Que dit le texte sur la maintenance du Transilien ?
(a) Quels élèves réalisent chaque année le Projet de Recherche et Développement ?
(b) Combien de temps un employé de la SNCF consacre-t-il chaque matin à l'analyse des signalements ?
(c) Avec qui des discussions ont-elles eu lieu lors de l'étude de terrain ?

Texte fourni -
·····
Polytech Tours aide la SNCF à planifier la maintenance du Transilien

Publié par Benjamin Pouvreau, le 5 octobre 2019   1.7k

Chaque année, les élèves de 5ème année de l’École Polytechnique de l’Université de Tours réalisent un Projet de Recherche et Développement, ayant pour objectif de mettre les connaissances acquises au cours du cursus d’ingénierie au profit de la recherche. Ces projets sont l’occasion pour les élèves ingénieurs et les enseignants chercheurs de travailler avec des industriels sur des sujets de recherche, comme celui que je vais vous présenter.

Un problème de maintenance de trains

Le Transilien, le train de banlieue géré par la SNCF, se modernise au fil du temps afin d’offrir un meilleur service à ses usagers et de faire face à l’augmentation du trafic. Ainsi depuis quelques années, la SNCF s’est équipée de rames ayant la capacité de communiquer l’état de leurs différents organes en temps réel au centre de contrôle de la SNCF, permettant ainsi de déceler au plus tôt les anomalies sur ces rames.

Chaque matin, pendant plus d’une heure, un employé de la SNCF analyse ces signalements afin de planifier les opérations de maintenance qui permettront de résoudre les anomalies touchant les rames. C’est une tâche fastidieuse et complexe, requérant une parfaite connaissance du terrain et de ses contraintes.

Afin de faciliter cette tâche et dans cette optique de modernisation, la SNCF souhaite mettre en place un outil d’aide à la décision qui sera capable de proposer un planning de maintenance corrective à partir de ces signalements, et c’est pour l’aider dans cette tâche que Polytech Tours intervient. J’ai ainsi réalisé mon projet de fin d’études en Ingénierie Informatique sur ce sujet, avec la problématique suivante : comment réaliser ce planning à partir des données de signalement ?

Étudier le terrain

Pour ce faire, il a tout d’abord fallu mener une étude de terrain, afin de comprendre le métier et ses contraintes. J’ai ainsi discuté avec l’employé chargé de la planification et les ingénieurs de la SNCF. J’ai également analysé de nombreuses données afin d’identifier les contraintes pesant sur cette planification : l’emploi du temps commercial des trains, la priorité des signalements, les dates limite de résolution des anomalies, les infrastructures et leur disponibilité, l’accès aux centres de maintenance, les heures de pointe, etc.

De nombreuses contraintes et hypothèses ont été explorées et analysées, avant d’écarter celles qui n’avaient pas d’impact direct sur la planification. Cette sélection a pu se faire en discutant avec l’employé en charge de la planification de ces opérations de maintenance.

Modéliser et résoudre le problème

Une fois ces contraintes identifiées, il a fallu modéliser le problème afin de pouvoir le résoudre informatiquement, à l’aide d’algorithmes.
·····
Enregistrements fournis -

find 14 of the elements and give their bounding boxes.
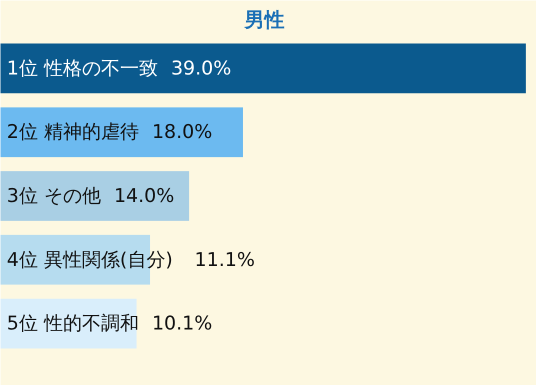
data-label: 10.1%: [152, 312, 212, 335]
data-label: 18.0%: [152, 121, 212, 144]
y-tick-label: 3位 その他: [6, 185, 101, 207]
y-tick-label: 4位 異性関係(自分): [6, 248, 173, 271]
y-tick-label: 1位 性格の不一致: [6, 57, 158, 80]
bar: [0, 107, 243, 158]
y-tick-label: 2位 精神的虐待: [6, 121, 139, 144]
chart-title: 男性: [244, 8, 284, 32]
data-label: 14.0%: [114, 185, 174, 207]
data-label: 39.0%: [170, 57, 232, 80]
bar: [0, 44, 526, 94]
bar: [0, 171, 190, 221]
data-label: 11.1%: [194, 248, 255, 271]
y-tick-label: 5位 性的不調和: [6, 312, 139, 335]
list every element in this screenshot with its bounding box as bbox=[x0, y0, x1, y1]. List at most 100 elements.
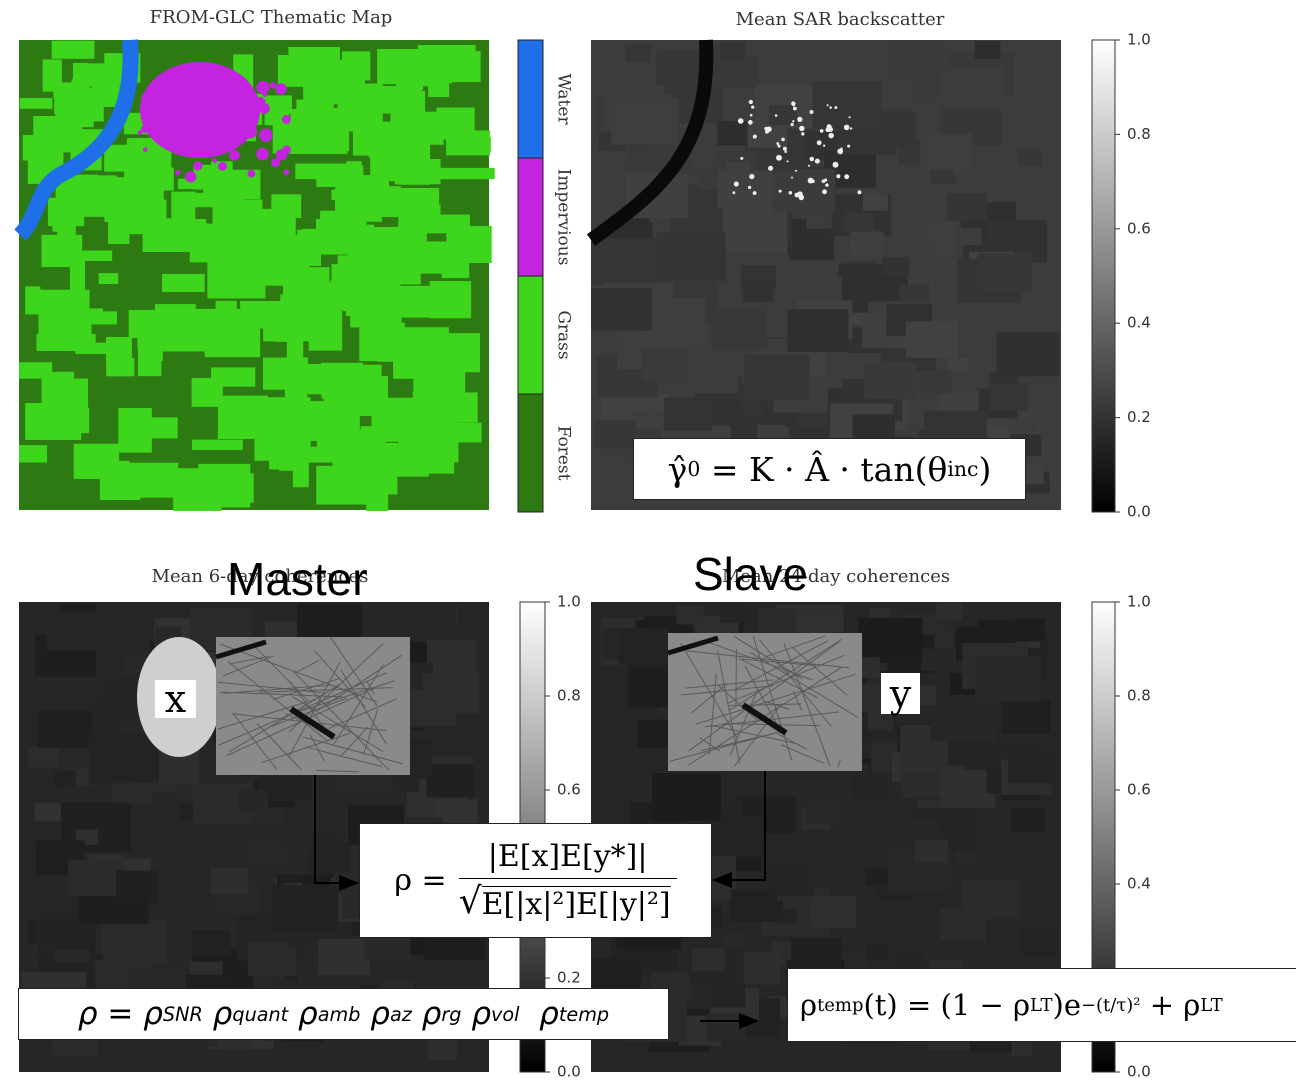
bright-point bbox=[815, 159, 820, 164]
·····
Réponse complète -
(a) Les élèves de 5ème année de l'École Polytechnique de l'Université de Tours.
(b) Plus d'une heure.
(c) Avec l'employé chargé de la planification et les ingénieurs de la SNCF.